> **Stated problem**
It is required that all of the data be written out exactly.

> **Data excerpts**

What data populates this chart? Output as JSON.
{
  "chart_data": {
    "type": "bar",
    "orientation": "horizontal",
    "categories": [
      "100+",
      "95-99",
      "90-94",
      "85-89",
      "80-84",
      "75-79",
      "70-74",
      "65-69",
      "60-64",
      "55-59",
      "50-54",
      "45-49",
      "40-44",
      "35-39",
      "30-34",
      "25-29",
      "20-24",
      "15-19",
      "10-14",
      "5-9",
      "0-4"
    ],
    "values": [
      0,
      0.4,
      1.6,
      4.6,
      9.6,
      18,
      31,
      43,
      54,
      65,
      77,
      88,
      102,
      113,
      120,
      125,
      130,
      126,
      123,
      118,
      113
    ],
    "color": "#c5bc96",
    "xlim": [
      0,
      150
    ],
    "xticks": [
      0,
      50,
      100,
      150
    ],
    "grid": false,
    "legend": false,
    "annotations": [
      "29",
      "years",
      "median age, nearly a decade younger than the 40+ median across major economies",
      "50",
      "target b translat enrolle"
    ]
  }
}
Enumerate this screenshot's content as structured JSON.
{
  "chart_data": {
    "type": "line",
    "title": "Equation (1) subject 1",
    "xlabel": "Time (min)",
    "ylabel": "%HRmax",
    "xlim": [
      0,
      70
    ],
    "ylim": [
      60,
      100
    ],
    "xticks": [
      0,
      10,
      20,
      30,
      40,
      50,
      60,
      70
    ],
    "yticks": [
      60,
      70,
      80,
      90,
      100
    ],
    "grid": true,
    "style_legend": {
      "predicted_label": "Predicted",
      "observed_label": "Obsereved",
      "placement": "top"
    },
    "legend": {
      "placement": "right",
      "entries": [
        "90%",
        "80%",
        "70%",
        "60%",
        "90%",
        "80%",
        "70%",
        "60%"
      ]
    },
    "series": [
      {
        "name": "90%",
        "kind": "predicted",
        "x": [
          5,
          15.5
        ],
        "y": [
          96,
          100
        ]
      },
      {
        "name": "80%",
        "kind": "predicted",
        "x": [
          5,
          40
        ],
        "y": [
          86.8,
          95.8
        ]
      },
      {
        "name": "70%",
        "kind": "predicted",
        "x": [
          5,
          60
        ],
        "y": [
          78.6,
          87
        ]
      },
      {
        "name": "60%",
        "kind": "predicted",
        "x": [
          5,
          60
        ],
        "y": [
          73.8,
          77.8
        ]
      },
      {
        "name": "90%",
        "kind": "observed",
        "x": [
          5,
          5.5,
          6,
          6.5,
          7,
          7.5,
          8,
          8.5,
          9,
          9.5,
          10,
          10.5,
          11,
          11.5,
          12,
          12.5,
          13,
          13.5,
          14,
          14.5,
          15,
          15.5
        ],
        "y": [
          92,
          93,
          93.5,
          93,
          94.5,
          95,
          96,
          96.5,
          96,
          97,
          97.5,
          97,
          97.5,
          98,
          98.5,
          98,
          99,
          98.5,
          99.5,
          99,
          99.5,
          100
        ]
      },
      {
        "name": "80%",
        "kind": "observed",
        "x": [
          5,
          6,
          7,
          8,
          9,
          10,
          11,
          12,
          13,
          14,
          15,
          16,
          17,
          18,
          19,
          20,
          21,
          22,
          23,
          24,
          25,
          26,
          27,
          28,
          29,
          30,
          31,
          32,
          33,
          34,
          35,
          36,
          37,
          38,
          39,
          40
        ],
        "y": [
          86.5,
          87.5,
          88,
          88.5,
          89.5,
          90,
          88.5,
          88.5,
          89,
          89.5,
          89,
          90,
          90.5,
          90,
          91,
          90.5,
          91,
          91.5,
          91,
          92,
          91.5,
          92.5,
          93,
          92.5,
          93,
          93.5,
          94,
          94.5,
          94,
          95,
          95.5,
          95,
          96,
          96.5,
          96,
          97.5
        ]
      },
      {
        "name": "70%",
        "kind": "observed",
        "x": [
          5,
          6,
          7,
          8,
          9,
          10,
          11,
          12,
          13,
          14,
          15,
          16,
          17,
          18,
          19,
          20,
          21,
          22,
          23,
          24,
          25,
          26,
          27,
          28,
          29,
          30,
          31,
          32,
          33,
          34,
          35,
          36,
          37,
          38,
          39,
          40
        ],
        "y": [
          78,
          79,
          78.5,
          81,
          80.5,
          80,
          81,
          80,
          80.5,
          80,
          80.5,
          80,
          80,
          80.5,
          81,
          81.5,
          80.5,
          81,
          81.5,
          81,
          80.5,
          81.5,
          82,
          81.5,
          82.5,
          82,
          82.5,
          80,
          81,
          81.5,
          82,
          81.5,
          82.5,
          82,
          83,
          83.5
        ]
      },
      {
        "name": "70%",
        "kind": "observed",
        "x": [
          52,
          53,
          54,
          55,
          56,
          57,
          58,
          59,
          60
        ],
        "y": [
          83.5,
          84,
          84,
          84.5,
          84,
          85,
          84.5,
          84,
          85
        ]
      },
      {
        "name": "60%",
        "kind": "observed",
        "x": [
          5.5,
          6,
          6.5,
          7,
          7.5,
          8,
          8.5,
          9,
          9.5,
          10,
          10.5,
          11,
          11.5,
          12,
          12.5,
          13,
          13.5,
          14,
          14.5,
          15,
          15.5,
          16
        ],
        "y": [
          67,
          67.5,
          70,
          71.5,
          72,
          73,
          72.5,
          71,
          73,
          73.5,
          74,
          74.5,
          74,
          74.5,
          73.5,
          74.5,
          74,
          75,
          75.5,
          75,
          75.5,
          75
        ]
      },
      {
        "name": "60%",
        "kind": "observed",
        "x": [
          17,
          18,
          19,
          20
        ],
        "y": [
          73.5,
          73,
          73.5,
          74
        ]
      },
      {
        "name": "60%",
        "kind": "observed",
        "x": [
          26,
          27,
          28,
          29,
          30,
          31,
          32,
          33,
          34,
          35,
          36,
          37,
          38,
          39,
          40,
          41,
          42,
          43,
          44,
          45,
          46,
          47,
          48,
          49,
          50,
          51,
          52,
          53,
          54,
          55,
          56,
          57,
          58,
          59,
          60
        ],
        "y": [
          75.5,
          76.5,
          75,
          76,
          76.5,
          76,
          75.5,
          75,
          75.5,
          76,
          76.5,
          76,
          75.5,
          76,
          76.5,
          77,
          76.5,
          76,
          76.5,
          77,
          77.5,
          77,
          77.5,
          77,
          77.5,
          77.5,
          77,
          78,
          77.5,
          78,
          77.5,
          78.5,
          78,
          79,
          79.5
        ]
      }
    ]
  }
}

> **The completed task**
What data populates this chart? Output as JSON.
{
  "chart_data": {
    "type": "bar",
    "orientation": "horizontal",
    "categories": [
      "100+",
      "95-99",
      "90-94",
      "85-89",
      "80-84",
      "75-79",
      "70-74",
      "65-69",
      "60-64",
      "55-59",
      "50-54",
      "45-49",
      "40-44",
      "35-39",
      "30-34",
      "25-29",
      "20-24",
      "15-19",
      "10-14",
      "5-9",
      "0-4"
    ],
    "values": [
      0,
      0.4,
      1.6,
      4.6,
      9.6,
      18,
      31,
      43,
      54,
      65,
      77,
      88,
      102,
      113,
      120,
      125,
      130,
      126,
      123,
      118,
      113
    ],
    "color": "#c5bc96",
    "xlim": [
      0,
      150
    ],
    "xticks": [
      0,
      50,
      100,
      150
    ],
    "grid": false,
    "legend": false,
    "annotations": [
      "29",
      "years",
      "median age, nearly a decade younger than the 40+ median across major economies",
      "50",
      "target b translat enrolle"
    ]
  }
}
Enumerate this screenshot's content as structured JSON.
{
  "chart_data": {
    "type": "line",
    "title": "Equation (1) subject 1",
    "xlabel": "Time (min)",
    "ylabel": "%HRmax",
    "xlim": [
      0,
      70
    ],
    "ylim": [
      60,
      100
    ],
    "xticks": [
      0,
      10,
      20,
      30,
      40,
      50,
      60,
      70
    ],
    "yticks": [
      60,
      70,
      80,
      90,
      100
    ],
    "grid": true,
    "style_legend": {
      "predicted_label": "Predicted",
      "observed_label": "Obsereved",
      "placement": "top"
    },
    "legend": {
      "placement": "right",
      "entries": [
        "90%",
        "80%",
        "70%",
        "60%",
        "90%",
        "80%",
        "70%",
        "60%"
      ]
    },
    "series": [
      {
        "name": "90%",
        "kind": "predicted",
        "x": [
          5,
          15.5
        ],
        "y": [
          96,
          100
        ]
      },
      {
        "name": "80%",
        "kind": "predicted",
        "x": [
          5,
          40
        ],
        "y": [
          86.8,
          95.8
        ]
      },
      {
        "name": "70%",
        "kind": "predicted",
        "x": [
          5,
          60
        ],
        "y": [
          78.6,
          87
        ]
      },
      {
        "name": "60%",
        "kind": "predicted",
        "x": [
          5,
          60
        ],
        "y": [
          73.8,
          77.8
        ]
      },
      {
        "name": "90%",
        "kind": "observed",
        "x": [
          5,
          5.5,
          6,
          6.5,
          7,
          7.5,
          8,
          8.5,
          9,
          9.5,
          10,
          10.5,
          11,
          11.5,
          12,
          12.5,
          13,
          13.5,
          14,
          14.5,
          15,
          15.5
        ],
        "y": [
          92,
          93,
          93.5,
          93,
          94.5,
          95,
          96,
          96.5,
          96,
          97,
          97.5,
          97,
          97.5,
          98,
          98.5,
          98,
          99,
          98.5,
          99.5,
          99,
          99.5,
          100
        ]
      },
      {
        "name": "80%",
        "kind": "observed",
        "x": [
          5,
          6,
          7,
          8,
          9,
          10,
          11,
          12,
          13,
          14,
          15,
          16,
          17,
          18,
          19,
          20,
          21,
          22,
          23,
          24,
          25,
          26,
          27,
          28,
          29,
          30,
          31,
          32,
          33,
          34,
          35,
          36,
          37,
          38,
          39,
          40
        ],
        "y": [
          86.5,
          87.5,
          88,
          88.5,
          89.5,
          90,
          88.5,
          88.5,
          89,
          89.5,
          89,
          90,
          90.5,
          90,
          91,
          90.5,
          91,
          91.5,
          91,
          92,
          91.5,
          92.5,
          93,
          92.5,
          93,
          93.5,
          94,
          94.5,
          94,
          95,
          95.5,
          95,
          96,
          96.5,
          96,
          97.5
        ]
      },
      {
        "name": "70%",
        "kind": "observed",
        "x": [
          5,
          6,
          7,
          8,
          9,
          10,
          11,
          12,
          13,
          14,
          15,
          16,
          17,
          18,
          19,
          20,
          21,
          22,
          23,
          24,
          25,
          26,
          27,
          28,
          29,
          30,
          31,
          32,
          33,
          34,
          35,
          36,
          37,
          38,
          39,
          40
        ],
        "y": [
          78,
          79,
          78.5,
          81,
          80.5,
          80,
          81,
          80,
          80.5,
          80,
          80.5,
          80,
          80,
          80.5,
          81,
          81.5,
          80.5,
          81,
          81.5,
          81,
          80.5,
          81.5,
          82,
          81.5,
          82.5,
          82,
          82.5,
          80,
          81,
          81.5,
          82,
          81.5,
          82.5,
          82,
          83,
          83.5
        ]
      },
      {
        "name": "70%",
        "kind": "observed",
        "x": [
          52,
          53,
          54,
          55,
          56,
          57,
          58,
          59,
          60
        ],
        "y": [
          83.5,
          84,
          84,
          84.5,
          84,
          85,
          84.5,
          84,
          85
        ]
      },
      {
        "name": "60%",
        "kind": "observed",
        "x": [
          5.5,
          6,
          6.5,
          7,
          7.5,
          8,
          8.5,
          9,
          9.5,
          10,
          10.5,
          11,
          11.5,
          12,
          12.5,
          13,
          13.5,
          14,
          14.5,
          15,
          15.5,
          16
        ],
        "y": [
          67,
          67.5,
          70,
          71.5,
          72,
          73,
          72.5,
          71,
          73,
          73.5,
          74,
          74.5,
          74,
          74.5,
          73.5,
          74.5,
          74,
          75,
          75.5,
          75,
          75.5,
          75
        ]
      },
      {
        "name": "60%",
        "kind": "observed",
        "x": [
          17,
          18,
          19,
          20
        ],
        "y": [
          73.5,
          73,
          73.5,
          74
        ]
      },
      {
        "name": "60%",
        "kind": "observed",
        "x": [
          26,
          27,
          28,
          29,
          30,
          31,
          32,
          33,
          34,
          35,
          36,
          37,
          38,
          39,
          40,
          41,
          42,
          43,
          44,
          45,
          46,
          47,
          48,
          49,
          50,
          51,
          52,
          53,
          54,
          55,
          56,
          57,
          58,
          59,
          60
        ],
        "y": [
          75.5,
          76.5,
          75,
          76,
          76.5,
          76,
          75.5,
          75,
          75.5,
          76,
          76.5,
          76,
          75.5,
          76,
          76.5,
          77,
          76.5,
          76,
          76.5,
          77,
          77.5,
          77,
          77.5,
          77,
          77.5,
          77.5,
          77,
          78,
          77.5,
          78,
          77.5,
          78.5,
          78,
          79,
          79.5
        ]
      }
    ]
  }
}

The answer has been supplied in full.